Problem statement:
Without omitting anything, retype the data that follows.

Collected data entries

·····

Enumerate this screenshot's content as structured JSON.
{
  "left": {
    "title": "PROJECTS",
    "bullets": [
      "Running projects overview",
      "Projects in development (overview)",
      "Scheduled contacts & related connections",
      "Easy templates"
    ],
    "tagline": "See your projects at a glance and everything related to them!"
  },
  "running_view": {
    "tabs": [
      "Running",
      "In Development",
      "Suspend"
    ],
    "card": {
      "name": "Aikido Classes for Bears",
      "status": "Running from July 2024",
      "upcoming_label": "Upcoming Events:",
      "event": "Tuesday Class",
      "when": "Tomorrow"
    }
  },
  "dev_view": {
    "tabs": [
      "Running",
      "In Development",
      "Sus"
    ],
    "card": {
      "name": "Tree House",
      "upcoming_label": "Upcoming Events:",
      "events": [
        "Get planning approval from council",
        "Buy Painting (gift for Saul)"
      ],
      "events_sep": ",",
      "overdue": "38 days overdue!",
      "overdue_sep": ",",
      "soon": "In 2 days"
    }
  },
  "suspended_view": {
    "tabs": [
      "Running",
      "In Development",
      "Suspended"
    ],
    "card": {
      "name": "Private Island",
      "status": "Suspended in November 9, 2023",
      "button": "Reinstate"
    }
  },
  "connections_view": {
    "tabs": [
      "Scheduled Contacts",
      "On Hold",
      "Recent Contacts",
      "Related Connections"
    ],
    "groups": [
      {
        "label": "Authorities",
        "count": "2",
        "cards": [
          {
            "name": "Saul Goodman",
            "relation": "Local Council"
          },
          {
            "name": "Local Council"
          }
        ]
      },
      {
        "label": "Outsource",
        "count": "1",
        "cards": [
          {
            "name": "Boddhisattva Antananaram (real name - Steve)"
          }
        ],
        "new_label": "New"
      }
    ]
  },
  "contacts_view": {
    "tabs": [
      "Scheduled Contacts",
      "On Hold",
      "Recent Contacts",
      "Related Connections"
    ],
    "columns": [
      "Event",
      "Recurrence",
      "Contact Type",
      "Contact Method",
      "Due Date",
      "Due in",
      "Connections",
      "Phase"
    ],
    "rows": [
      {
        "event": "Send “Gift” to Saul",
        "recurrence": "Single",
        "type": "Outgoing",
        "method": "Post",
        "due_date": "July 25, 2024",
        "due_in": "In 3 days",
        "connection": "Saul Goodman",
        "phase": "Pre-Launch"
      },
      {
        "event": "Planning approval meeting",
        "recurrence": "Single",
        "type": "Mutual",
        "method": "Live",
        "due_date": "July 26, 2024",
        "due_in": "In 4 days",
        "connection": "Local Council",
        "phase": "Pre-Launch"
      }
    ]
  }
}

·····

Output for this task:
Enumerate this screenshot's content as structured JSON.
{
  "left": {
    "title": "PROJECTS",
    "bullets": [
      "Running projects overview",
      "Projects in development (overview)",
      "Scheduled contacts & related connections",
      "Easy templates"
    ],
    "tagline": "See your projects at a glance and everything related to them!"
  },
  "running_view": {
    "tabs": [
      "Running",
      "In Development",
      "Suspend"
    ],
    "card": {
      "name": "Aikido Classes for Bears",
      "status": "Running from July 2024",
      "upcoming_label": "Upcoming Events:",
      "event": "Tuesday Class",
      "when": "Tomorrow"
    }
  },
  "dev_view": {
    "tabs": [
      "Running",
      "In Development",
      "Sus"
    ],
    "card": {
      "name": "Tree House",
      "upcoming_label": "Upcoming Events:",
      "events": [
        "Get planning approval from council",
        "Buy Painting (gift for Saul)"
      ],
      "events_sep": ",",
      "overdue": "38 days overdue!",
      "overdue_sep": ",",
      "soon": "In 2 days"
    }
  },
  "suspended_view": {
    "tabs": [
      "Running",
      "In Development",
      "Suspended"
    ],
    "card": {
      "name": "Private Island",
      "status": "Suspended in November 9, 2023",
      "button": "Reinstate"
    }
  },
  "connections_view": {
    "tabs": [
      "Scheduled Contacts",
      "On Hold",
      "Recent Contacts",
      "Related Connections"
    ],
    "groups": [
      {
        "label": "Authorities",
        "count": "2",
        "cards": [
          {
            "name": "Saul Goodman",
            "relation": "Local Council"
          },
          {
            "name": "Local Council"
          }
        ]
      },
      {
        "label": "Outsource",
        "count": "1",
        "cards": [
          {
            "name": "Boddhisattva Antananaram (real name - Steve)"
          }
        ],
        "new_label": "New"
      }
    ]
  },
  "contacts_view": {
    "tabs": [
      "Scheduled Contacts",
      "On Hold",
      "Recent Contacts",
      "Related Connections"
    ],
    "columns": [
      "Event",
      "Recurrence",
      "Contact Type",
      "Contact Method",
      "Due Date",
      "Due in",
      "Connections",
      "Phase"
    ],
    "rows": [
      {
        "event": "Send “Gift” to Saul",
        "recurrence": "Single",
        "type": "Outgoing",
        "method": "Post",
        "due_date": "July 25, 2024",
        "due_in": "In 3 days",
        "connection": "Saul Goodman",
        "phase": "Pre-Launch"
      },
      {
        "event": "Planning approval meeting",
        "recurrence": "Single",
        "type": "Mutual",
        "method": "Live",
        "due_date": "July 26, 2024",
        "due_in": "In 4 days",
        "connection": "Local Council",
        "phase": "Pre-Launch"
      }
    ]
  }
}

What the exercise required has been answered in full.